Problem statement: Wherever a line in the records contains the word "amino", return that line.

Stored data:
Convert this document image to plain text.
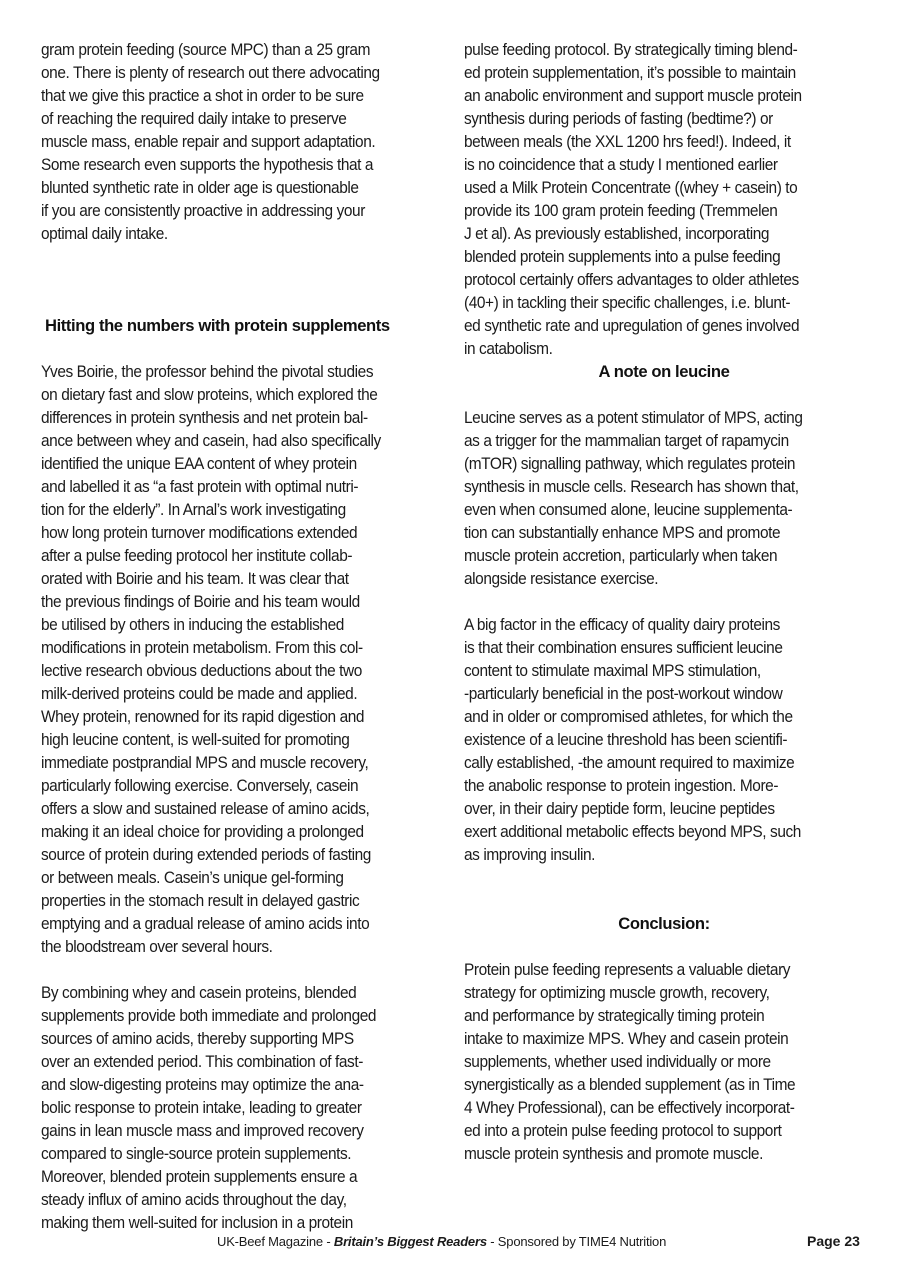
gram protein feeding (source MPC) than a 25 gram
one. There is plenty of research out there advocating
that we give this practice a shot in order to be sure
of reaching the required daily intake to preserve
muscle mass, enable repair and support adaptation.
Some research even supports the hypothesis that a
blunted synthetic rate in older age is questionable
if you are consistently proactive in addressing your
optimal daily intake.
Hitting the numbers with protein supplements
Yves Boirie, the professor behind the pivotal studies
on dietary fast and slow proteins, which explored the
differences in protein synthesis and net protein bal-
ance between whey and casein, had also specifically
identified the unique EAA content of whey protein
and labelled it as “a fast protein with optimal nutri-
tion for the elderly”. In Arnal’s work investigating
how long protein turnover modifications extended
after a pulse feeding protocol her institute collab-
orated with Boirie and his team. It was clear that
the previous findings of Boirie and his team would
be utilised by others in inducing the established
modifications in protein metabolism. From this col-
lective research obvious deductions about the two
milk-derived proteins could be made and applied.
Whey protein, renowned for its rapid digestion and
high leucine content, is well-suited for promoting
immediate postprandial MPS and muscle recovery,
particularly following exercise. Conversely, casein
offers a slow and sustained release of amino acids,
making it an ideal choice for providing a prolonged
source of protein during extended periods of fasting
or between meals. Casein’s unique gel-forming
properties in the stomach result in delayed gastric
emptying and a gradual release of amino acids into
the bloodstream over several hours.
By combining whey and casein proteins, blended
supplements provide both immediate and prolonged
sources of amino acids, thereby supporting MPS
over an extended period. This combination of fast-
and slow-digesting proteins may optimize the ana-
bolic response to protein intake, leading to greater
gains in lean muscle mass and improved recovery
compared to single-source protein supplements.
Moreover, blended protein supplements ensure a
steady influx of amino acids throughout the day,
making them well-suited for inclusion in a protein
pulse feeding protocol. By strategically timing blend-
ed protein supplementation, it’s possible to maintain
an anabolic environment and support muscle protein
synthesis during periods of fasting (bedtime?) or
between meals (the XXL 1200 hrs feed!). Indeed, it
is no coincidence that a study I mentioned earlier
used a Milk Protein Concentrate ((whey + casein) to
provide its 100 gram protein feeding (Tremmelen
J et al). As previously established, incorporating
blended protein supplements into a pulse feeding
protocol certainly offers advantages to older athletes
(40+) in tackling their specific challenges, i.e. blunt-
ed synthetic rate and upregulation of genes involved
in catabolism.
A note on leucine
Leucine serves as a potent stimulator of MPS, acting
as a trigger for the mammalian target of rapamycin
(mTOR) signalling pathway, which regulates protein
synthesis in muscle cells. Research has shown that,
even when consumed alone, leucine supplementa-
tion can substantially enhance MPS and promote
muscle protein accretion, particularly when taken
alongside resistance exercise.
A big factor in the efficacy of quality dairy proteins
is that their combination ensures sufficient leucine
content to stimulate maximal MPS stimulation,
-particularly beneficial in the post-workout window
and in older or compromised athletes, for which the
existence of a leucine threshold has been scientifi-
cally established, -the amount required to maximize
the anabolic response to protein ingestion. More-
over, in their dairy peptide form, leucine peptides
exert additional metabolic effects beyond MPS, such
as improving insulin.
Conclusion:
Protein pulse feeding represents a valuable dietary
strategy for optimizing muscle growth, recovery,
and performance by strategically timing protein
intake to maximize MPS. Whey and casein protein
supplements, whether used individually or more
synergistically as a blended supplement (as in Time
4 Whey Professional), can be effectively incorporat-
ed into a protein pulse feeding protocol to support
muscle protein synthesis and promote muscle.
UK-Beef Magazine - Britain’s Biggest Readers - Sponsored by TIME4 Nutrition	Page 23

Solved problem:
offers a slow and sustained release of amino acids,
emptying and a gradual release of amino acids into
sources of amino acids, thereby supporting MPS
steady influx of amino acids throughout the day,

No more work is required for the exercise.